== Listed records ==
* * * * *

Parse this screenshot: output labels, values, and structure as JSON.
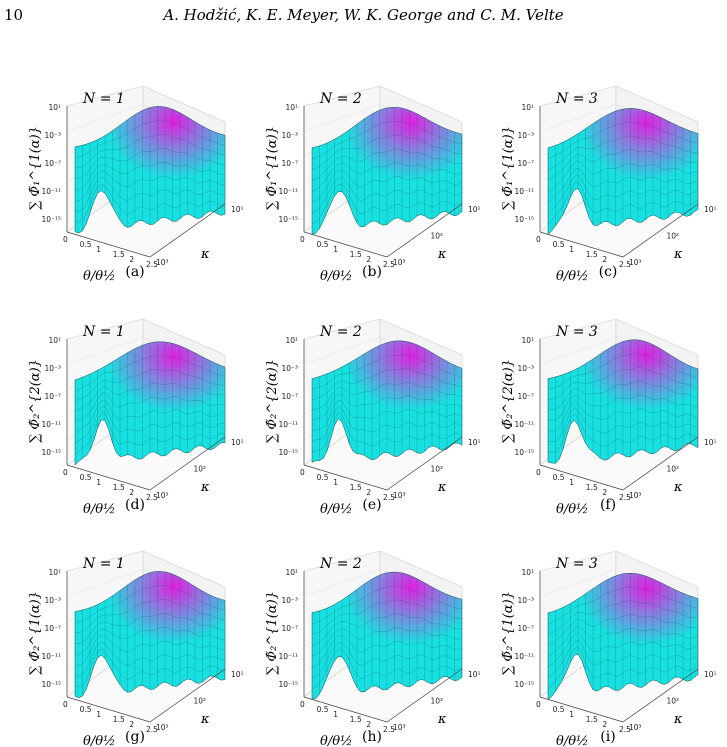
{
  "header": {
    "page_number": "10",
    "authors": "A. Hodžić, K. E. Meyer, W. K. George and C. M. Velte"
  },
  "colors": {
    "surface_low": "#19e0e0",
    "surface_high": "#e020e0",
    "mesh": "#0a3a3a"
  },
  "axes": {
    "x_label": "θ/θ½",
    "x_ticks": [
      "0",
      "0.5",
      "1",
      "1.5",
      "2",
      "2.5"
    ],
    "k_label": "κ",
    "k_ticks": [
      "10³",
      "10²",
      "10¹"
    ],
    "z_ticks": [
      "10¹",
      "10⁻³",
      "10⁻⁷",
      "10⁻¹¹",
      "10⁻¹⁵"
    ]
  },
  "panels": [
    {
      "caption": "(a)",
      "n_label": "N = 1",
      "ylabel": "Φ̃₁^{1(α)}",
      "k_ticks": [
        "10³",
        "10¹"
      ]
    },
    {
      "caption": "(b)",
      "n_label": "N = 2",
      "ylabel": "Φ̃₁^{1(α)}",
      "k_ticks": [
        "10³",
        "10²",
        "10¹"
      ]
    },
    {
      "caption": "(c)",
      "n_label": "N = 3",
      "ylabel": "Φ̃₁^{1(α)}",
      "k_ticks": [
        "10³",
        "10²",
        "10¹"
      ]
    },
    {
      "caption": "(d)",
      "n_label": "N = 1",
      "ylabel": "Φ̃₂^{2(α)}",
      "k_ticks": [
        "10³",
        "10²",
        "10¹"
      ]
    },
    {
      "caption": "(e)",
      "n_label": "N = 2",
      "ylabel": "Φ̃₂^{2(α)}",
      "k_ticks": [
        "10³",
        "10²",
        "10¹"
      ]
    },
    {
      "caption": "(f)",
      "n_label": "N = 3",
      "ylabel": "Φ̃₂^{2(α)}",
      "k_ticks": [
        "10³",
        "10²",
        "10¹"
      ]
    },
    {
      "caption": "(g)",
      "n_label": "N = 1",
      "ylabel": "Φ̃₂^{1(α)}",
      "k_ticks": [
        "10³",
        "10²",
        "10¹"
      ]
    },
    {
      "caption": "(h)",
      "n_label": "N = 2",
      "ylabel": "Φ̃₂^{1(α)}",
      "k_ticks": [
        "10³",
        "10²",
        "10¹"
      ]
    },
    {
      "caption": "(i)",
      "n_label": "N = 3",
      "ylabel": "Φ̃₂^{1(α)}",
      "k_ticks": [
        "10³",
        "10²",
        "10¹"
      ]
    }
  ]
}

* * * * *

== Short task ==
Retype every entry verbatim and exclude the pictures from the copy.

== Exercise answer ==
Parse this screenshot: output labels, values, and structure as JSON.
{
  "header": {
    "page_number": "10",
    "authors": "A. Hodžić, K. E. Meyer, W. K. George and C. M. Velte"
  },
  "colors": {
    "surface_low": "#19e0e0",
    "surface_high": "#e020e0",
    "mesh": "#0a3a3a"
  },
  "axes": {
    "x_label": "θ/θ½",
    "x_ticks": [
      "0",
      "0.5",
      "1",
      "1.5",
      "2",
      "2.5"
    ],
    "k_label": "κ",
    "k_ticks": [
      "10³",
      "10²",
      "10¹"
    ],
    "z_ticks": [
      "10¹",
      "10⁻³",
      "10⁻⁷",
      "10⁻¹¹",
      "10⁻¹⁵"
    ]
  },
  "panels": [
    {
      "caption": "(a)",
      "n_label": "N = 1",
      "ylabel": "Φ̃₁^{1(α)}",
      "k_ticks": [
        "10³",
        "10¹"
      ]
    },
    {
      "caption": "(b)",
      "n_label": "N = 2",
      "ylabel": "Φ̃₁^{1(α)}",
      "k_ticks": [
        "10³",
        "10²",
        "10¹"
      ]
    },
    {
      "caption": "(c)",
      "n_label": "N = 3",
      "ylabel": "Φ̃₁^{1(α)}",
      "k_ticks": [
        "10³",
        "10²",
        "10¹"
      ]
    },
    {
      "caption": "(d)",
      "n_label": "N = 1",
      "ylabel": "Φ̃₂^{2(α)}",
      "k_ticks": [
        "10³",
        "10²",
        "10¹"
      ]
    },
    {
      "caption": "(e)",
      "n_label": "N = 2",
      "ylabel": "Φ̃₂^{2(α)}",
      "k_ticks": [
        "10³",
        "10²",
        "10¹"
      ]
    },
    {
      "caption": "(f)",
      "n_label": "N = 3",
      "ylabel": "Φ̃₂^{2(α)}",
      "k_ticks": [
        "10³",
        "10²",
        "10¹"
      ]
    },
    {
      "caption": "(g)",
      "n_label": "N = 1",
      "ylabel": "Φ̃₂^{1(α)}",
      "k_ticks": [
        "10³",
        "10²",
        "10¹"
      ]
    },
    {
      "caption": "(h)",
      "n_label": "N = 2",
      "ylabel": "Φ̃₂^{1(α)}",
      "k_ticks": [
        "10³",
        "10²",
        "10¹"
      ]
    },
    {
      "caption": "(i)",
      "n_label": "N = 3",
      "ylabel": "Φ̃₂^{1(α)}",
      "k_ticks": [
        "10³",
        "10²",
        "10¹"
      ]
    }
  ]
}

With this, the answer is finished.